- **Set problem**
Gather all lines in the records below that include the word "cute".

- **Data for processing**
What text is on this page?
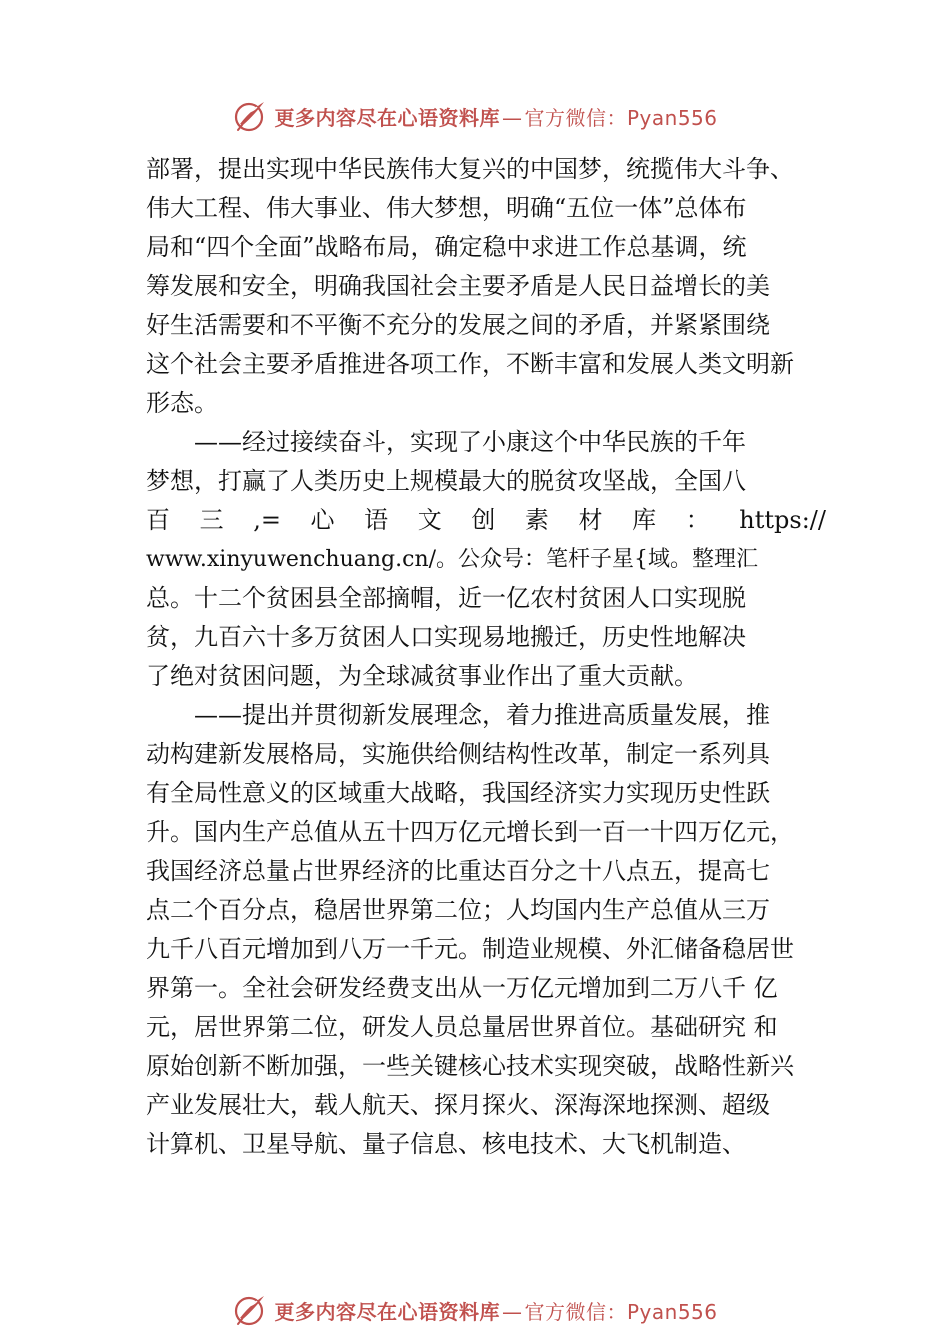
更多内容尽在心语资料库 — 官方微信：Pyan556
部署，提出实现中华民族伟大复兴的中国梦，统揽伟大斗争、
伟大工程、伟大事业、伟大梦想，明确“五位一体”总体布
局和“四个全面”战略布局，确定稳中求进工作总基调，统
筹发展和安全，明确我国社会主要矛盾是人民日益增长的美
好生活需要和不平衡不充分的发展之间的矛盾，并紧紧围绕
这个社会主要矛盾推进各项工作，不断丰富和发展人类文明新
形态。
——经过接续奋斗，实现了小康这个中华民族的千年
梦想，打赢了人类历史上规模最大的脱贫攻坚战，全国八
百 三 ,= 心 语 文 创 素 材 库 ： https://
www.xinyuwenchuang.cn/。公众号：笔杆子星{域。整理汇
总。十二个贫困县全部摘帽，近一亿农村贫困人口实现脱
贫，九百六十多万贫困人口实现易地搬迁，历史性地解决
了绝对贫困问题，为全球减贫事业作出了重大贡献。
——提出并贯彻新发展理念，着力推进高质量发展，推
动构建新发展格局，实施供给侧结构性改革，制定一系列具
有全局性意义的区域重大战略，我国经济实力实现历史性跃
升。国内生产总值从五十四万亿元增长到一百一十四万亿元，
我国经济总量占世界经济的比重达百分之十八点五，提高七
点二个百分点，稳居世界第二位；人均国内生产总值从三万
九千八百元增加到八万一千元。制造业规模、外汇储备稳居世
界第一。全社会研发经费支出从一万亿元增加到二万八千 亿
元，居世界第二位，研发人员总量居世界首位。基础研究 和
原始创新不断加强，一些关键核心技术实现突破，战略性新兴
产业发展壮大，载人航天、探月探火、深海深地探测、超级
计算机、卫星导航、量子信息、核电技术、大飞机制造、
更多内容尽在心语资料库 — 官方微信：Pyan556
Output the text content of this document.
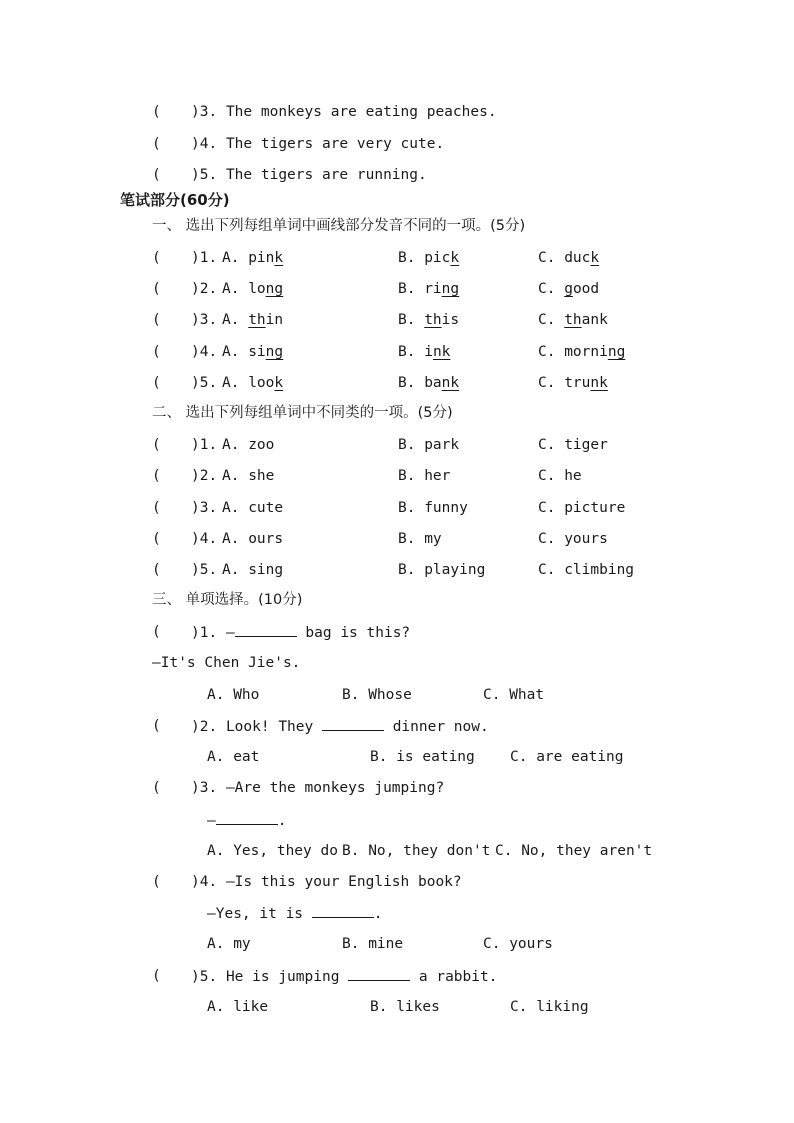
( )3. The monkeys are eating peaches.
( )4. The tigers are very cute.
( )5. The tigers are running.
笔试部分(60分)
一、 选出下列每组单词中画线部分发音不同的一项。(5分)
( )1. A. pink	B. pick	C. duck
( )2. A. long	B. ring	C. good
( )3. A. thin	B. this	C. thank
( )4. A. sing	B. ink	C. morning
( )5. A. look	B. bank	C. trunk
二、 选出下列每组单词中不同类的一项。(5分)
( )1. A. zoo	B. park	C. tiger
( )2. A. she	B. her	C. he
( )3. A. cute	B. funny	C. picture
( )4. A. ours	B. my	C. yours
( )5. A. sing	B. playing	C. climbing
三、 单项选择。(10分)
( )1. —	bag is this?
—It's Chen Jie's.
A. Who	B. Whose	C. What
( )2. Look! They	dinner now.
A. eat	B. is eating C. are eating
( )3. —Are the monkeys jumping?
—	.
A. Yes, they do B. No, they don't C. No, they aren't
( )4. —Is this your English book?
—Yes, it is	.
A. my	B. mine	C. yours
( )5. He is jumping	a rabbit.
A. like	B. likes	C. liking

- **Written solution**
( )4. The tigers are very cute.
( )3. A. cute	B. funny	C. picture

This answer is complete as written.